- [PAGE TEXT]
--- START ---

Shakespeare saw it coming. In a famous passage from Troilus and Cressida, Ulysses says that a world without “degree”—without hierarchy and authority—cannot be a human world. We end up wolfishly devouring one another, devouring ourselves.
Take but degree away, untune that string,
And, hark, what discord follows! each thing meets
In mere oppugnancy: the bounded waters
Should lift their bosoms higher than the shores
And make a sop of all this solid globe:
Strength should be lord of imbecility,
And the rude son should strike his father dead:
Force should be right; or rather, right and wrong,
Between whose endless jar justice resides,
Should lose their names, and so should justice too.
Then every thing includes itself in power,
Power into will, will into appetite;
And appetite, an universal wolf,
So doubly seconded with will and power,
Must make perforce an universal prey,
And last eat up himself.
Self-restraint and self-control have been principles of order in non-Christian societies. Think of the Stoic heroes of apatheia, the self-restraint of Romans, the inhuman control of Buddhist and Hindu holy men. Self-control has been a basic expectation of daily social life. If your neighbor can’t keep himself from desiring and taking your land, your house, your wife, your daughter, what kind of society can we have?
Today, though, in many areas of social life (sex again!), self-restraint is not a value at all. The self-restrained person is regarded as unhealthy. The whole person goes for what he wants, follows his dream, grabs for the gusto.
Empty Freedom
Behind all of this is a perverse, empty understanding of freedom. Freedom is no longer directed toward any good or end. To aim freedom at a target would limit freedom. Our freedom is no longer freedom exercised within certain moral constraints. In sexual mores, in intellectual life, in the arts, freedom means liberation from all constraint.

--- END ---

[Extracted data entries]
--- START ---

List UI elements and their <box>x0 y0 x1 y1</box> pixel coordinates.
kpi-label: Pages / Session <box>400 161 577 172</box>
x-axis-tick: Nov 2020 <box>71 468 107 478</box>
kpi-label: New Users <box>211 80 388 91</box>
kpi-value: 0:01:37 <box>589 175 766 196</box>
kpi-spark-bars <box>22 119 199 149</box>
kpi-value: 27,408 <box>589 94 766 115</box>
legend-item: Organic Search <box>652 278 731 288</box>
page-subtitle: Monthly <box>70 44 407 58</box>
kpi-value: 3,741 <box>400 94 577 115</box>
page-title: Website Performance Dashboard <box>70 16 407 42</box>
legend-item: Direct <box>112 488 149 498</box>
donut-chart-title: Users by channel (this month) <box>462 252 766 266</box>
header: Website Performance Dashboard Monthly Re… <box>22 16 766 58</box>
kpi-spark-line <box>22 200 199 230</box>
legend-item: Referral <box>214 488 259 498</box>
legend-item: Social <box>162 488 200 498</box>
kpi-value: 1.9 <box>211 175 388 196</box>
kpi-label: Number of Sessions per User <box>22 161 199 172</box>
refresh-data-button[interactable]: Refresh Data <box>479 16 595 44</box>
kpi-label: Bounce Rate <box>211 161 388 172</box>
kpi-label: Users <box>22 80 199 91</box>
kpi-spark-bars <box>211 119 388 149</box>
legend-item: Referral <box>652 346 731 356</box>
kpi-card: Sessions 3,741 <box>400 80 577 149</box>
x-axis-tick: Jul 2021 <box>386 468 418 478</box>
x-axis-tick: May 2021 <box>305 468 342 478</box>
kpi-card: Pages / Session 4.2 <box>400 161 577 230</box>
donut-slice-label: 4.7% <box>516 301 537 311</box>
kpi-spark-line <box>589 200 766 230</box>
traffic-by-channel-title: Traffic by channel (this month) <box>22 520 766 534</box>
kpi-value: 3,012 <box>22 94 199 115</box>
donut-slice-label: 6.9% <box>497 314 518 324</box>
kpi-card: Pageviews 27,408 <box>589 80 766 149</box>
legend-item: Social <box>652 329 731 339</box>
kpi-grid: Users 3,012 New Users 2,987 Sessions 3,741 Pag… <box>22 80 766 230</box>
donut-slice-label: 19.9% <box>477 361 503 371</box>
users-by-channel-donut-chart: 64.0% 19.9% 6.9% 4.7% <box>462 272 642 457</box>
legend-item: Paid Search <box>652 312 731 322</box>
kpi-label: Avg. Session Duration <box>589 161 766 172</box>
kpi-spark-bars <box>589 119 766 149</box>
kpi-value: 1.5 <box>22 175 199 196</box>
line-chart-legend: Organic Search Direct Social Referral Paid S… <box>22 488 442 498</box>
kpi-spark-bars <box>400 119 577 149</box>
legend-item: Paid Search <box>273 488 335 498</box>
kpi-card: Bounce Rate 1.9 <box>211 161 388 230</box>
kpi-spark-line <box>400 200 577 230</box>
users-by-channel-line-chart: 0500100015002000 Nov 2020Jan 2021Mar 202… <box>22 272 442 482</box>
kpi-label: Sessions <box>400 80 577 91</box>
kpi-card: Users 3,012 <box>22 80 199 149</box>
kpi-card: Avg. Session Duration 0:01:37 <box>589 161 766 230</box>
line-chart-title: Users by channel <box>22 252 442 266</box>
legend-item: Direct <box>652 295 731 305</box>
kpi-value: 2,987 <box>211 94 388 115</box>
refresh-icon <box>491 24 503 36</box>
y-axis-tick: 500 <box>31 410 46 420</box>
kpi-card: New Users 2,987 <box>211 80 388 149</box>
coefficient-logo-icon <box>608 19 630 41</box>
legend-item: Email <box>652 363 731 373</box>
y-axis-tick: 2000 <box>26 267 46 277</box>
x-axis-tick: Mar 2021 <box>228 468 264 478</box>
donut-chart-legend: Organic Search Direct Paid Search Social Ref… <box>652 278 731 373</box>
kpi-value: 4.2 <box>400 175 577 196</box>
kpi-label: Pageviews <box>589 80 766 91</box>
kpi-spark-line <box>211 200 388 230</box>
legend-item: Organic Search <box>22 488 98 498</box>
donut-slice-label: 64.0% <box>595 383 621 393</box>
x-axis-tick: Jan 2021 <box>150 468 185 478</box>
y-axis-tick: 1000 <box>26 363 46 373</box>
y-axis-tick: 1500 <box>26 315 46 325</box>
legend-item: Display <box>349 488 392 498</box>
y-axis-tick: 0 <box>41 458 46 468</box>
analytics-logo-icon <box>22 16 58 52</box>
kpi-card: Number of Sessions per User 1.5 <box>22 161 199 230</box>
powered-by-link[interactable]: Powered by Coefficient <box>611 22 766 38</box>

--- END ---

- [EXERCISE PROMPT] Continue the passage on empty freedom and the loss of self-restraint from its final sentence.

- [RESULT FOR THIS TASK]
Of course, this doesn’t ultimately work. We cannot live without constraints. We cannot help but establish ends for our action. We cannot avoid adhering to and pursuing some good, or something we consider good. We cannot abolish rules. The same college students who resist limits on their sexual lives scream in outrage when a referee makes a bad call, or when someone makes a member of a minority feel uncomfortable.
We end up schizophrenic, simultaneously resisting and insisting on rules, simultaneously celebrating unrestrained freedom and erecting iron cages. We cannot live without authority, without norms, but we fool ourselves into thinking that we are absolutely free, that our freedom doesn’t have to be oriented in any particular direction, that it doesn’t have to be aimed at any particular good.
This should convince unbelievers that we are heading to a precipice. Many others have observed the same things. Our anxieties about the world resonate in the wider culture.
In the end, though, this cannot be an entirely non-sectarian analysis, because the choices we face are the choices left to us by Jesus Christ. We now face a choice between Christ and nothing, because Christ has claimed everything so that renouncing him can only be nihilism. As David Bentley Hart put it, “The only cult that can truly thrive in the aftermath of Christianity is a sordid service of the self, of the impulses of the will, of the nothingness that is all that the withdrawal of Christianity leaves behind. The only futures open to post-Christian culture are conscious nihilism, with its inevitable devotion to death, or the narcotic banality of the Last Men, which may be little better than death.”
If that choice doesn’t alarm our contemporaries, we may indeed be preaching to the deaf and doing signs before the blind.